§ Raw records

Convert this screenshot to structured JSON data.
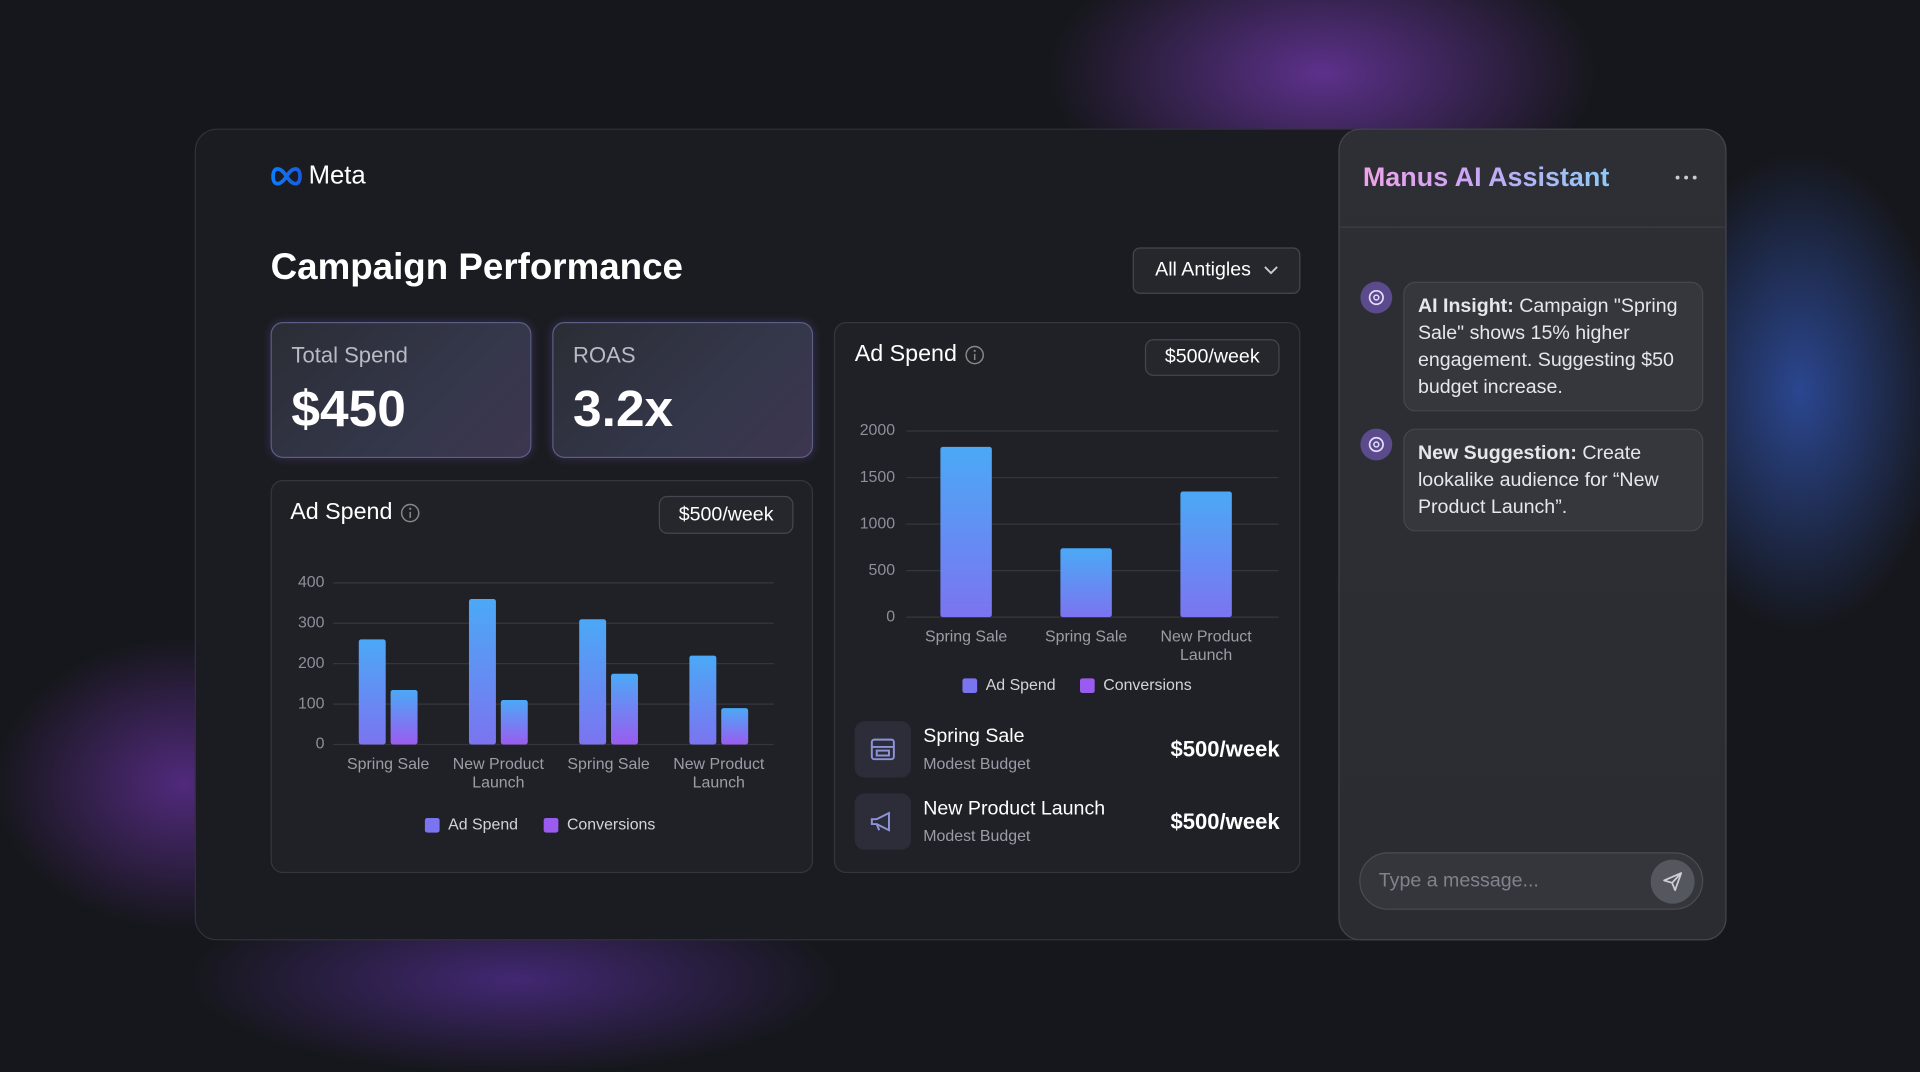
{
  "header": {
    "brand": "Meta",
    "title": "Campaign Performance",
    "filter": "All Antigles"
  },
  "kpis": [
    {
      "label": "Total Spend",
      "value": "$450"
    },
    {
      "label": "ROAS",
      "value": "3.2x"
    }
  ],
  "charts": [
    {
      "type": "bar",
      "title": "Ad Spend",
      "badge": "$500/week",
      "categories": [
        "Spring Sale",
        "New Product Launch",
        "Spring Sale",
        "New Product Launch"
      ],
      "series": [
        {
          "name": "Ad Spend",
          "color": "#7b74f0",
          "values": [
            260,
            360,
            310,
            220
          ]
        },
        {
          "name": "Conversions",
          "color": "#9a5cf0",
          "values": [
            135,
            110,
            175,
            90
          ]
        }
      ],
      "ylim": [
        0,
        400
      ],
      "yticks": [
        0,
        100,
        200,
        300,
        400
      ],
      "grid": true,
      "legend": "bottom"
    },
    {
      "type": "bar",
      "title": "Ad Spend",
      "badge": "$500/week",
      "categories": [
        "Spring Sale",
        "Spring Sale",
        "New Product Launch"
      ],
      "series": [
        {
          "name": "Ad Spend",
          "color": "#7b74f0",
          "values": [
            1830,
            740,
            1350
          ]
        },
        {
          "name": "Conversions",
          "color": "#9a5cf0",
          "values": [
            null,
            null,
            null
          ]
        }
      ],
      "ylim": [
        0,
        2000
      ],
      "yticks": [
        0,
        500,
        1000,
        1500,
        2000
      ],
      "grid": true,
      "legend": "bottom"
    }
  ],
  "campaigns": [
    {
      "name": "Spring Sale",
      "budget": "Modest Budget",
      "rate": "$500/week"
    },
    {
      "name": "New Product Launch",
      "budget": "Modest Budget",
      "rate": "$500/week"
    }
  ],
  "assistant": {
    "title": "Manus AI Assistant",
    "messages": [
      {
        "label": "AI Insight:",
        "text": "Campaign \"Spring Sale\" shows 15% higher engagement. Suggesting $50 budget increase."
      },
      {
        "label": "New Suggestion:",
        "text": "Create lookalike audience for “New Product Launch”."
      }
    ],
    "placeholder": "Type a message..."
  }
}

§ Written problem
Show all lines in the entries above where the string "Product" appears.

§ Exercise response
        "New Product Launch",
        "New Product Launch"
        "New Product Launch"
      "name": "New Product Launch",
        "text": "Create lookalike audience for “New Product Launch”."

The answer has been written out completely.